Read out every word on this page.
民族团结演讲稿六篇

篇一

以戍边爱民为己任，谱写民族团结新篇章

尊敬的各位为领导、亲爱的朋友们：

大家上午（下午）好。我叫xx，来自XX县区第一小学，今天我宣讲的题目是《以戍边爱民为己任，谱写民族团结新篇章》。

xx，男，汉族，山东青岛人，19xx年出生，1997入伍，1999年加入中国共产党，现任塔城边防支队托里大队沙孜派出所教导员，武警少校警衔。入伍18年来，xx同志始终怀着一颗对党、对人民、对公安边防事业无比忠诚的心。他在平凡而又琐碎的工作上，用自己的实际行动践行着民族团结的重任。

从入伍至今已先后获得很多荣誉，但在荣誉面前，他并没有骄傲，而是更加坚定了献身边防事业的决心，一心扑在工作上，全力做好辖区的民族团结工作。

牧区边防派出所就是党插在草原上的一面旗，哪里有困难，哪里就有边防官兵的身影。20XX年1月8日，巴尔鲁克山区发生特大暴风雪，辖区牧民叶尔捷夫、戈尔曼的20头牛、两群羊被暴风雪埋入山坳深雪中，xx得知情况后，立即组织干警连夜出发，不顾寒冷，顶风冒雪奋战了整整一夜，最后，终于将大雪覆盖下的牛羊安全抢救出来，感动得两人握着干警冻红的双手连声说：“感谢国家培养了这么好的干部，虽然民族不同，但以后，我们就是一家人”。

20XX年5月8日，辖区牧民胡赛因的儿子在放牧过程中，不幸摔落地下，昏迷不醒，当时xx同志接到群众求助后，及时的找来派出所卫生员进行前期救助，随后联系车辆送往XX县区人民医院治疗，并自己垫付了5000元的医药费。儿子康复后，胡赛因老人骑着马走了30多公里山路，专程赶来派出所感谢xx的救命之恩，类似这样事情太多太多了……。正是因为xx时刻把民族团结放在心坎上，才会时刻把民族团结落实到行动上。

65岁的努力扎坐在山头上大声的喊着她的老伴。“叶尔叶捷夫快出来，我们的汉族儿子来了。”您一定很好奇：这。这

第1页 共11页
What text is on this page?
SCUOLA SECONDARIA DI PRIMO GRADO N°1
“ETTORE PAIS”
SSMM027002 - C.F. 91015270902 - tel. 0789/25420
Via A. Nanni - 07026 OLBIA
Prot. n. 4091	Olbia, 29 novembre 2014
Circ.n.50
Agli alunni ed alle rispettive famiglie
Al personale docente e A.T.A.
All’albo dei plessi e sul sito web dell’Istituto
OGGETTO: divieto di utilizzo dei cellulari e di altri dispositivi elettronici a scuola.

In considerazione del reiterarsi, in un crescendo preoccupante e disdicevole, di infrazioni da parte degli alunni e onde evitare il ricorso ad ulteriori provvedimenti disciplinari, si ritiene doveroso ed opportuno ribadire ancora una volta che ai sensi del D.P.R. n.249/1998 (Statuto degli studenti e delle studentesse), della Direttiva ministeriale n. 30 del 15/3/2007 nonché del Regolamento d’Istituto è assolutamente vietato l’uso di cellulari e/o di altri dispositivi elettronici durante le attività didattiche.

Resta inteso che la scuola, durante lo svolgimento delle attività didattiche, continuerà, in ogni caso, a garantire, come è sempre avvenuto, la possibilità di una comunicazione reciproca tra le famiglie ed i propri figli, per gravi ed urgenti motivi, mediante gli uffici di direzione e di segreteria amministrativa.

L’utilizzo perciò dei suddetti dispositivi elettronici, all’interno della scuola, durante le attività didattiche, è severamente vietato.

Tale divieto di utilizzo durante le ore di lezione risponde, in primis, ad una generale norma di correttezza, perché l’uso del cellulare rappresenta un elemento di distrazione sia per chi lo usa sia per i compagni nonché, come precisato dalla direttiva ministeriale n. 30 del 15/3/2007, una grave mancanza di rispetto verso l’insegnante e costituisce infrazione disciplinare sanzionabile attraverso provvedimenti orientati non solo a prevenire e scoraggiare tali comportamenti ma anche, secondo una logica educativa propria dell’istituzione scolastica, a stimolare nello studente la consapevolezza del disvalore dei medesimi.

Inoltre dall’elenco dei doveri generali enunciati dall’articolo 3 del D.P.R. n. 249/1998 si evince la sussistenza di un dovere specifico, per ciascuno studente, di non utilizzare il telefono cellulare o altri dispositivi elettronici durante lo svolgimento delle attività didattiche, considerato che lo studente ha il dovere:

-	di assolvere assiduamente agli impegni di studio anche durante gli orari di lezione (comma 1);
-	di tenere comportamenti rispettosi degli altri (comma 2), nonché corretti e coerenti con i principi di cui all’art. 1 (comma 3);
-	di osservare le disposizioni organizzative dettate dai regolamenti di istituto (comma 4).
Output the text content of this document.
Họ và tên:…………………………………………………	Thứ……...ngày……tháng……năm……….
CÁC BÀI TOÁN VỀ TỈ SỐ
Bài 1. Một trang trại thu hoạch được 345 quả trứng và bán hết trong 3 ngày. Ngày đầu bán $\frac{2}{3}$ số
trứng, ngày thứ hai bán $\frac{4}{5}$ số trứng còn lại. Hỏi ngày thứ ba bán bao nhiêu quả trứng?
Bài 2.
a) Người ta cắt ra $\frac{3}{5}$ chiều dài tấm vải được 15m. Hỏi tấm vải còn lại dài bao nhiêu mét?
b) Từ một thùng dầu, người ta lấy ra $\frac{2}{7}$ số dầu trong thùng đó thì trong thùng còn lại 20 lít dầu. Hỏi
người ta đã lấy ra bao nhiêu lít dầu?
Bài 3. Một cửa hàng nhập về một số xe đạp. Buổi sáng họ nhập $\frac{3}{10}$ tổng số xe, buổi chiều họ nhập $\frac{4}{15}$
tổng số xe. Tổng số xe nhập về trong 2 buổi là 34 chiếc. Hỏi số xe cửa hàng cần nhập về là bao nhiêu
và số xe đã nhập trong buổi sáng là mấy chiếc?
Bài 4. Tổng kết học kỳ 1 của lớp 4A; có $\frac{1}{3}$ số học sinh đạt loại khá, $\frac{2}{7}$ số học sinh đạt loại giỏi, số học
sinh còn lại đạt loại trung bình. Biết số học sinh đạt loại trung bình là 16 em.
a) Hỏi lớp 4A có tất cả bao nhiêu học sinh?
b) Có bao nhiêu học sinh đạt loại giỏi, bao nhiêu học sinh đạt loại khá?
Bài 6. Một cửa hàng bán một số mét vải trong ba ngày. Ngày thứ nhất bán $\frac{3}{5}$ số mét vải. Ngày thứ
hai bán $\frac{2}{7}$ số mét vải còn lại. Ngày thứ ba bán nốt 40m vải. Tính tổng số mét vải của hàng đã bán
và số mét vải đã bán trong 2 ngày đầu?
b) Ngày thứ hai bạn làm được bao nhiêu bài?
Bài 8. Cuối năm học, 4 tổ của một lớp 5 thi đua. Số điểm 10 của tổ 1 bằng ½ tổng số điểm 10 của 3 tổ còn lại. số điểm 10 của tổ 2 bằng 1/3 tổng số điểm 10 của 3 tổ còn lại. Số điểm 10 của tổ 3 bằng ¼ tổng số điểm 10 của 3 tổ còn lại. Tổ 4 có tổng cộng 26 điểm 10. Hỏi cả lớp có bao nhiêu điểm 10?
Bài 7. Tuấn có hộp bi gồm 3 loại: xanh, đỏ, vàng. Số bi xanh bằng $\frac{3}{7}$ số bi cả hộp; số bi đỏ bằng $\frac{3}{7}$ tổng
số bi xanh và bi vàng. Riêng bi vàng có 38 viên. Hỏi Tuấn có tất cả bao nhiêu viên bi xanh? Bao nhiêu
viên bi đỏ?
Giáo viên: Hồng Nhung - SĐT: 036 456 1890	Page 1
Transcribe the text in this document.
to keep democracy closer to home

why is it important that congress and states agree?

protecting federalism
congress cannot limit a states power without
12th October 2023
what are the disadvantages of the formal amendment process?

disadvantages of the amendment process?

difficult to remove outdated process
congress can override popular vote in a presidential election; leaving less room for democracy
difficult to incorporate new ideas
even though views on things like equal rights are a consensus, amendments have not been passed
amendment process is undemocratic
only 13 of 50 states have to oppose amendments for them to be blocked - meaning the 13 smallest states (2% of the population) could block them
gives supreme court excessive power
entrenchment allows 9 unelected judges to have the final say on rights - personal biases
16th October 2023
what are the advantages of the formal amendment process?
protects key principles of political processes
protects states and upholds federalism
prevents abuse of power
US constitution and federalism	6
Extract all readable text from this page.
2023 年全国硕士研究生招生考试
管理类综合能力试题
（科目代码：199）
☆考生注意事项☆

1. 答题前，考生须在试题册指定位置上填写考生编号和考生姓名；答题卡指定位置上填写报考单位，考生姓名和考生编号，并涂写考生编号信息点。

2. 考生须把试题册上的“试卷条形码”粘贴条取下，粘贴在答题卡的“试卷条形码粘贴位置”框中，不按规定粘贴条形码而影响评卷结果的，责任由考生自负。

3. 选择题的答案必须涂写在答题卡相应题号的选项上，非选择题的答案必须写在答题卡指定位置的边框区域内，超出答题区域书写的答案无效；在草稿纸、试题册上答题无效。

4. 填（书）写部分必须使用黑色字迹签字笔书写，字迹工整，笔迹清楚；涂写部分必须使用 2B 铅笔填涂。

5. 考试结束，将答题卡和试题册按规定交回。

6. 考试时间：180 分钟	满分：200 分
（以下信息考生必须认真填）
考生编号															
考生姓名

——

What is required -
With the line containing "Extract all readable text from this page." as the first and the last line of the records as the final one, print exactly the lines in that span.

Written answer -
Extract all readable text from this page.
2023 年全国硕士研究生招生考试
管理类综合能力试题
（科目代码：199）
☆考生注意事项☆

1. 答题前，考生须在试题册指定位置上填写考生编号和考生姓名；答题卡指定位置上填写报考单位，考生姓名和考生编号，并涂写考生编号信息点。

2. 考生须把试题册上的“试卷条形码”粘贴条取下，粘贴在答题卡的“试卷条形码粘贴位置”框中，不按规定粘贴条形码而影响评卷结果的，责任由考生自负。

3. 选择题的答案必须涂写在答题卡相应题号的选项上，非选择题的答案必须写在答题卡指定位置的边框区域内，超出答题区域书写的答案无效；在草稿纸、试题册上答题无效。

4. 填（书）写部分必须使用黑色字迹签字笔书写，字迹工整，笔迹清楚；涂写部分必须使用 2B 铅笔填涂。

5. 考试结束，将答题卡和试题册按规定交回。

6. 考试时间：180 分钟	满分：200 分
（以下信息考生必须认真填）
考生编号															
考生姓名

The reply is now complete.